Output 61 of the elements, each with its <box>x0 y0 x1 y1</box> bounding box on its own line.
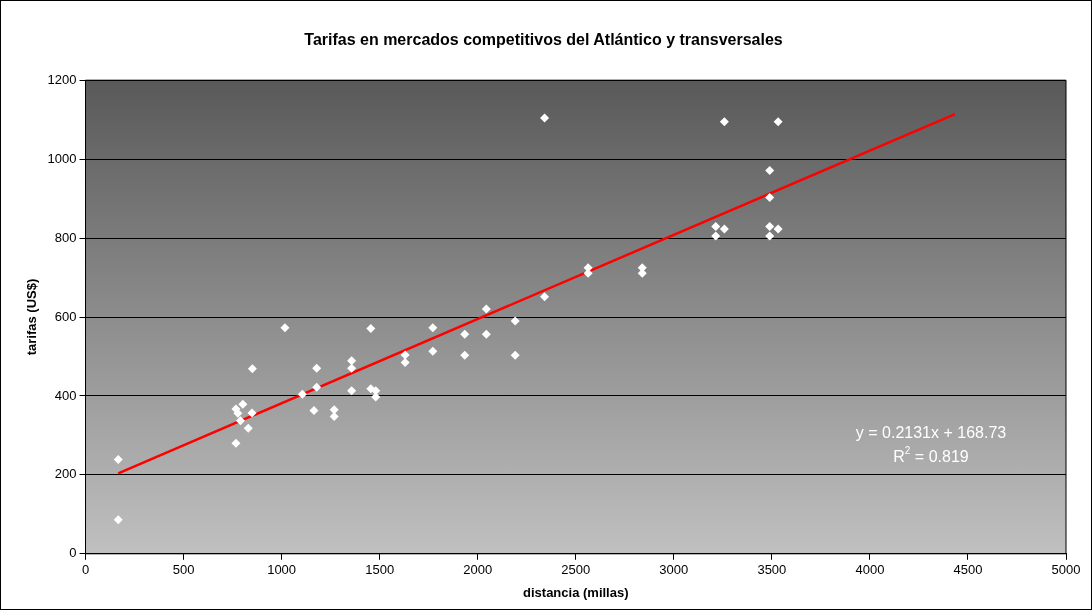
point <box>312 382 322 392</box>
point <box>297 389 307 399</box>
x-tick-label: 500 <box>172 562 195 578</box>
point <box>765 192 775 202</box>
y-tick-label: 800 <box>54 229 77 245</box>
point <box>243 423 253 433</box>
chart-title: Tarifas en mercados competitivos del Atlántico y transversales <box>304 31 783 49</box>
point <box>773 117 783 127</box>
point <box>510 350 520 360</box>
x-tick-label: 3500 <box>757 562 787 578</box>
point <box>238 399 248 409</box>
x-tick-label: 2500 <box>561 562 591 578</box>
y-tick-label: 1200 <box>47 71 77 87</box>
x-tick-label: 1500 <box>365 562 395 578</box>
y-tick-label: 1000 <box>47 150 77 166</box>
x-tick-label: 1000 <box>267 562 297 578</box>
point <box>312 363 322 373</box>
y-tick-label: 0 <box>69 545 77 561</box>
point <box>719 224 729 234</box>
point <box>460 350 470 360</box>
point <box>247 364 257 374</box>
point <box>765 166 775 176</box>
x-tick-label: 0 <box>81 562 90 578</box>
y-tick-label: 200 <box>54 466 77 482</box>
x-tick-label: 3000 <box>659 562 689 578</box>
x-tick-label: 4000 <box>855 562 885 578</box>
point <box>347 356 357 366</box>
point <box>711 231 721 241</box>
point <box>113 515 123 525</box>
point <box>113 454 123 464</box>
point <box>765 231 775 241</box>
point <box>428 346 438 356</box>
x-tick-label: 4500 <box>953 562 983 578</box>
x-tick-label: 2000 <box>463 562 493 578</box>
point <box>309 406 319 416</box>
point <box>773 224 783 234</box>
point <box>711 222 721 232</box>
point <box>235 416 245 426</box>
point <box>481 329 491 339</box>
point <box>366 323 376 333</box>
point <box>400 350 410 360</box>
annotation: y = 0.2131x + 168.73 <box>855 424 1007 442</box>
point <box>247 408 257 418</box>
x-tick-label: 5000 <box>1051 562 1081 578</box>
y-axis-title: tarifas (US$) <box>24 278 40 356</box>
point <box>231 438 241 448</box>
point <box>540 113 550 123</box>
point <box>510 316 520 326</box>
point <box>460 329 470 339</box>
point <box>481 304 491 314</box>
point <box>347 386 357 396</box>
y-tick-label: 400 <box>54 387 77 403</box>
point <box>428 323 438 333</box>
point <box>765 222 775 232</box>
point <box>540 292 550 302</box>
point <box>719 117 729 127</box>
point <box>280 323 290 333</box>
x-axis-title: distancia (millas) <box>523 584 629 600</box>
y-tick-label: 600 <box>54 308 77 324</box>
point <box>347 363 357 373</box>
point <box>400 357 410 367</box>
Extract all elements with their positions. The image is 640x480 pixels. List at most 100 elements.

WHAT YOU HAVE TO DO —
From the records above, copy each line that contains the string "elements", treating uppercase and lowercase letters as distinct.

THE COMPLETED TASK —
Output 61 of the elements, each with its <box>x0 y0 x1 y1</box> bounding box on its own line.
Extract all elements with their positions. The image is 640x480 pixels. List at most 100 elements.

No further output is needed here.